### EXERCISE BRIEF
What is the number of lines containing "Drag"? Give only that number.

### AVAILABLE DATA
◇ ◇ ◇
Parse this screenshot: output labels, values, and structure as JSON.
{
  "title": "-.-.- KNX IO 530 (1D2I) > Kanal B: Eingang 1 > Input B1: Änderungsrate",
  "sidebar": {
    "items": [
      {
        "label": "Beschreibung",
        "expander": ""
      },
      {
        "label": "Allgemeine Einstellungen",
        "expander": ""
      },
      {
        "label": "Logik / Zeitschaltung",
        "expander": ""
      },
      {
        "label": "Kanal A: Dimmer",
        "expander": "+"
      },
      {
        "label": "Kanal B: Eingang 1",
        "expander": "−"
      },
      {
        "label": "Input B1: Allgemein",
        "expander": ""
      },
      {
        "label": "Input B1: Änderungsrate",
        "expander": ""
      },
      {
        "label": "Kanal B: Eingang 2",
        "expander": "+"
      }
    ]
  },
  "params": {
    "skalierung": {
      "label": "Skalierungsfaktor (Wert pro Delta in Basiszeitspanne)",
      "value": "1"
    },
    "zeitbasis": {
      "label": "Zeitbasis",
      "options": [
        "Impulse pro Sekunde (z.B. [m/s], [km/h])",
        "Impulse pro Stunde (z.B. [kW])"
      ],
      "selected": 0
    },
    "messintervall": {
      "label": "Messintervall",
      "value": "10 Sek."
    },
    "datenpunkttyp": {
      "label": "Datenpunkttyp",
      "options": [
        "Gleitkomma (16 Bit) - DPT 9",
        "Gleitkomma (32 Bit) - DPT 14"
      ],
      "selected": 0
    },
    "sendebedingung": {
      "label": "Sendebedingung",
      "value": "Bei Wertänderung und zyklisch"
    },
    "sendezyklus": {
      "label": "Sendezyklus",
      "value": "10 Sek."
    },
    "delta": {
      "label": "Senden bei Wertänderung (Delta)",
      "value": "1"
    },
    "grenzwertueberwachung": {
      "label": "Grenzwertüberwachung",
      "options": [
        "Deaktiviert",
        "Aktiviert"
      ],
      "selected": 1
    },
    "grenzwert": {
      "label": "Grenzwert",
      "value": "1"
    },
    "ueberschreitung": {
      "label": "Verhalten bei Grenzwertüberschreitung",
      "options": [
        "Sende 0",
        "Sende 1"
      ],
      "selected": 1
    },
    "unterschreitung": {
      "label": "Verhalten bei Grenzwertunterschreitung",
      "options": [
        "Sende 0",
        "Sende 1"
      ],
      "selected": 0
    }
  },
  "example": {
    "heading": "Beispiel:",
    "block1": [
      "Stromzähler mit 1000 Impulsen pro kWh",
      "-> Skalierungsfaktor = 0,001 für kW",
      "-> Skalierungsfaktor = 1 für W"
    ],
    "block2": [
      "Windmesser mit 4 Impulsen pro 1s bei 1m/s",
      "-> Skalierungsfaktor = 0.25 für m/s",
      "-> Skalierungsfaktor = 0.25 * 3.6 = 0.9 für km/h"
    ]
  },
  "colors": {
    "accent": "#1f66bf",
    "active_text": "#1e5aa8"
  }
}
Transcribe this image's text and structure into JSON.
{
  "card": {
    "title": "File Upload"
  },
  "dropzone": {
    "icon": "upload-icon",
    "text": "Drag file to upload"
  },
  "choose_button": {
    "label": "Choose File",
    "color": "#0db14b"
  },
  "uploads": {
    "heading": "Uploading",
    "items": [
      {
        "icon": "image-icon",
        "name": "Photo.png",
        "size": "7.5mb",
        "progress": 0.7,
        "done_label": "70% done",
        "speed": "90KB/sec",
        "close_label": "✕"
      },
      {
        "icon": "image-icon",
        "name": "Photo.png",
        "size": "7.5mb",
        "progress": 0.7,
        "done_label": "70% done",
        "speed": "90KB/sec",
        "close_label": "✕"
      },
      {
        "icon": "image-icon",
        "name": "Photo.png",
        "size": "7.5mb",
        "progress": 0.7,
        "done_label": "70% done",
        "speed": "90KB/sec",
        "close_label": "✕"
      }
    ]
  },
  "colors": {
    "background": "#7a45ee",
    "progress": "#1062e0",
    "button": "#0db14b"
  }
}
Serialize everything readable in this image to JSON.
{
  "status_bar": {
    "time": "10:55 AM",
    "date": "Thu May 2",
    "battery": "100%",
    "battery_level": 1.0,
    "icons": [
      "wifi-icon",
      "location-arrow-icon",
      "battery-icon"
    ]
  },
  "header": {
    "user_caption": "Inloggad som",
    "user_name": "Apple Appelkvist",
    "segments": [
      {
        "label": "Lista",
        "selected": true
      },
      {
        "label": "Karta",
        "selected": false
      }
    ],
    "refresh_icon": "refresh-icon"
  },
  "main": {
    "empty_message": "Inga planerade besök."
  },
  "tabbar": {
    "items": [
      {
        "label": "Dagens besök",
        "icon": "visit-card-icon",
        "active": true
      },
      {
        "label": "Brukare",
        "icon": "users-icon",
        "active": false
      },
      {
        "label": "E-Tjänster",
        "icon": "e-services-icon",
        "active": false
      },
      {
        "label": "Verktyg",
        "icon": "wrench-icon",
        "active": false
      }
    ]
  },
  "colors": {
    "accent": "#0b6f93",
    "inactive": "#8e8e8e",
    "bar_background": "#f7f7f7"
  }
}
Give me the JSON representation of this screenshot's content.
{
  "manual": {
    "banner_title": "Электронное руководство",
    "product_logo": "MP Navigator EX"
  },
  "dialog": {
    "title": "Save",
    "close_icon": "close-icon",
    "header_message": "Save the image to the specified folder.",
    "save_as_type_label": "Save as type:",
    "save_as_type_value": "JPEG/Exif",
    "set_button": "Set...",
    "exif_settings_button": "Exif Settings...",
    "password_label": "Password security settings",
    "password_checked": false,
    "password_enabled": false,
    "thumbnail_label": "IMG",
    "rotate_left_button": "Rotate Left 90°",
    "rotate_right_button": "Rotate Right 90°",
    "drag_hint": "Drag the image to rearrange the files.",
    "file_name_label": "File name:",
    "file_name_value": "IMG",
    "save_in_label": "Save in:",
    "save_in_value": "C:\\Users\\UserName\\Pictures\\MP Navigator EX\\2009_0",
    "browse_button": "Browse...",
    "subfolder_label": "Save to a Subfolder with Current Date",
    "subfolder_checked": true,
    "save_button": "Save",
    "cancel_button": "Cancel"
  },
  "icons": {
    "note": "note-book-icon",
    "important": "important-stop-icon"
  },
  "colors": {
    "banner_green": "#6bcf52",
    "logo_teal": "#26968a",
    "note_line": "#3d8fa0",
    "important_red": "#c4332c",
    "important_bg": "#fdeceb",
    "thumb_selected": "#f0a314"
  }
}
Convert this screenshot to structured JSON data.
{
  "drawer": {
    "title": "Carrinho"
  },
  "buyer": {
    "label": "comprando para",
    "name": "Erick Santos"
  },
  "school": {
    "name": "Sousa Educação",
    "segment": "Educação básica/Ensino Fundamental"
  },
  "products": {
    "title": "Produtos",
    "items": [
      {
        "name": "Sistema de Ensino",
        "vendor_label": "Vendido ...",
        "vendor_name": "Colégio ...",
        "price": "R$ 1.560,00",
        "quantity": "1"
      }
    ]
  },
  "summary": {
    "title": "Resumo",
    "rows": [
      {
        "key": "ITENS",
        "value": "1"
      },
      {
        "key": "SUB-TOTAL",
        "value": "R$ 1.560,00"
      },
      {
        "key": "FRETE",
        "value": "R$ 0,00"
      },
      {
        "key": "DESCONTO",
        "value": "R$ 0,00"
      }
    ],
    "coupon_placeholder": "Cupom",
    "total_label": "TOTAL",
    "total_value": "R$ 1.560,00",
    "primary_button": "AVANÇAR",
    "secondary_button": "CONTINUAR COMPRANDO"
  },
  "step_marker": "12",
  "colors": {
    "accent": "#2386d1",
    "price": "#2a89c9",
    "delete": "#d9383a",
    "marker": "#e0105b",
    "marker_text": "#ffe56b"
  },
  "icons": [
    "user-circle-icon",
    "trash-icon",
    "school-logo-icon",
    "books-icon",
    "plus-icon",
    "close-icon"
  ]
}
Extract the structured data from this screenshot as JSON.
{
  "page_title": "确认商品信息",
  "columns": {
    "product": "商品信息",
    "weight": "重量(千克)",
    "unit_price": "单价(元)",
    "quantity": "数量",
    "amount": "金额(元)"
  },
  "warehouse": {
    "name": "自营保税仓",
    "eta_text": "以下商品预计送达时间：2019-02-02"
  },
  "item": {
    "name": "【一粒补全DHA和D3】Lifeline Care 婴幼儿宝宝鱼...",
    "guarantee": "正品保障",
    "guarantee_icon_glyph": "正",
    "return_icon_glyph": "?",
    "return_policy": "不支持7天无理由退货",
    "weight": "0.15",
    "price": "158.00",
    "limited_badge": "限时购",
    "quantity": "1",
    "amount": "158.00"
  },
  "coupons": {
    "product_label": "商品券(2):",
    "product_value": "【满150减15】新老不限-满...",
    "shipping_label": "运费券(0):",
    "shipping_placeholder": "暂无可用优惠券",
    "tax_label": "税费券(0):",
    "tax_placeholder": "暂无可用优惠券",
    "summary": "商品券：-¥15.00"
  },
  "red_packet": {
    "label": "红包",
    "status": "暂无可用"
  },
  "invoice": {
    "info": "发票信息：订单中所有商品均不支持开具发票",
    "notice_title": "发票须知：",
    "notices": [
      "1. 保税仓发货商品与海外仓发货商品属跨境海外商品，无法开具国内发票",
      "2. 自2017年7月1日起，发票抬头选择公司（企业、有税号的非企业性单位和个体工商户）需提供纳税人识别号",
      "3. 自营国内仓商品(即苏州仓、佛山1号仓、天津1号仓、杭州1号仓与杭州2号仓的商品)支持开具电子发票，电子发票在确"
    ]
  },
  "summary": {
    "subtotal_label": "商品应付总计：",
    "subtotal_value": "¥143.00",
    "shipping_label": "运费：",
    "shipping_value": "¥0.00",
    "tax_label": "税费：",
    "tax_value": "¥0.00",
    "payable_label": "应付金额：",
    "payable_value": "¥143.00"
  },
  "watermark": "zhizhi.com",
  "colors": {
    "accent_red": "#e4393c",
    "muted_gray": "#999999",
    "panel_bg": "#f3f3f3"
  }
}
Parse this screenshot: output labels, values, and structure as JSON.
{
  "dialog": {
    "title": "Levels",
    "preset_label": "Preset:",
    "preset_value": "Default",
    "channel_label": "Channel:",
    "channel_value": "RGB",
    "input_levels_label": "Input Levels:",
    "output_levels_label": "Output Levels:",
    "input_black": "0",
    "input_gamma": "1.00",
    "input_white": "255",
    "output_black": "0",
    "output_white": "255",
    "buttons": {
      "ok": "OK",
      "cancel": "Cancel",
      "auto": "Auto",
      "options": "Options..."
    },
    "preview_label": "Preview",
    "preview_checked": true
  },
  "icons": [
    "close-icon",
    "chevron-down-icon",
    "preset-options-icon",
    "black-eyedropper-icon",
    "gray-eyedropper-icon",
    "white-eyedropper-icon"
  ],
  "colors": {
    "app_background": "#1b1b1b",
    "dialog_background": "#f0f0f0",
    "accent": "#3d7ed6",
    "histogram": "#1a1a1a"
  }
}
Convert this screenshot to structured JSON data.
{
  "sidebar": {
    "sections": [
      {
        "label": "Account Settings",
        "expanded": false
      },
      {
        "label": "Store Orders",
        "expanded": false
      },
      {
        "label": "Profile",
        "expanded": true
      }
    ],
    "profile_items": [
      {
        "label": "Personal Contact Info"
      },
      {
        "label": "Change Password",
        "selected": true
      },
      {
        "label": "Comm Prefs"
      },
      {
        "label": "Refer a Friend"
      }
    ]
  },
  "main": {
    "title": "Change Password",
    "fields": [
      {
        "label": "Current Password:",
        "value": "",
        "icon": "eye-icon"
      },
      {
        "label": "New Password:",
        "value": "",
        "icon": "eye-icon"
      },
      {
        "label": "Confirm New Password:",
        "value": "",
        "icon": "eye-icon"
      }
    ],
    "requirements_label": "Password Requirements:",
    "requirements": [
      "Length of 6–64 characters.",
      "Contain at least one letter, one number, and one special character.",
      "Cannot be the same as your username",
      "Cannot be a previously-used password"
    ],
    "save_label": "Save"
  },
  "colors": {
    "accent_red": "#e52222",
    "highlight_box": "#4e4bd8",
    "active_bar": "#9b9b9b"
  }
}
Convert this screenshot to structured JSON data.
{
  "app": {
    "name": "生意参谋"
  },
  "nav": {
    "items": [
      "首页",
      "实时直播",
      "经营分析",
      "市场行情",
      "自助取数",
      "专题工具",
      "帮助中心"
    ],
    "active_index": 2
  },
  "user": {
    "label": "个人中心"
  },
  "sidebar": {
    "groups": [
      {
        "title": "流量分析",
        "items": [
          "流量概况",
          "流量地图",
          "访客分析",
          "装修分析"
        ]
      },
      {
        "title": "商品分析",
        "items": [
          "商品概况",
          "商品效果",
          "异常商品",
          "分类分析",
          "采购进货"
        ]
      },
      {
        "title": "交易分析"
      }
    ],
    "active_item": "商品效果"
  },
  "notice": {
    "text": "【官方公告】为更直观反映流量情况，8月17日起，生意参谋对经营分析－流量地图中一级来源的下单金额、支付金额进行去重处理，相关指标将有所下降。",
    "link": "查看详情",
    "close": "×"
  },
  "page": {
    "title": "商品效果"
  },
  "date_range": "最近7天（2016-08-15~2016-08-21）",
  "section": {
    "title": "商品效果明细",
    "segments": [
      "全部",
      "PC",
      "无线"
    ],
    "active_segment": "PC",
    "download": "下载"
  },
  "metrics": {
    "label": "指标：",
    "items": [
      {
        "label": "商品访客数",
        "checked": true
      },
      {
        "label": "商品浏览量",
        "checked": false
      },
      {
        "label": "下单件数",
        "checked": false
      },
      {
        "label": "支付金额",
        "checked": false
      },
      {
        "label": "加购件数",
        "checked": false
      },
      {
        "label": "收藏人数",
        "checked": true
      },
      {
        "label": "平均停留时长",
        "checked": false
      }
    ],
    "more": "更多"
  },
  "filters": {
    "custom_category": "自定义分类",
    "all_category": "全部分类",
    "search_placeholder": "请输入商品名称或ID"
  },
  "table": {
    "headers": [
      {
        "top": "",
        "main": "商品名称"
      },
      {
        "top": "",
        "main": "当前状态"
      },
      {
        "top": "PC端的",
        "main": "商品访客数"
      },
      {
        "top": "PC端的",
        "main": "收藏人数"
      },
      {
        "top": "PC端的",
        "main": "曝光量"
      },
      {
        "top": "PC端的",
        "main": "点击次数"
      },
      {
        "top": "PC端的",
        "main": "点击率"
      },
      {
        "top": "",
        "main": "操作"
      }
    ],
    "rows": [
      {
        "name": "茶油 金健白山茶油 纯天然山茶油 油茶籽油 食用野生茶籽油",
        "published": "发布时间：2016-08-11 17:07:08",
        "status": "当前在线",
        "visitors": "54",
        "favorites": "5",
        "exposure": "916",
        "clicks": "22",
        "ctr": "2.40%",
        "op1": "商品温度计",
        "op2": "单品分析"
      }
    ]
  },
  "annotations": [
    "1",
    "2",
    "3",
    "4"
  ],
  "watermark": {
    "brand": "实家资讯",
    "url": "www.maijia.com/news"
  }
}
◇ ◇ ◇
### WRITTEN ANSWER
2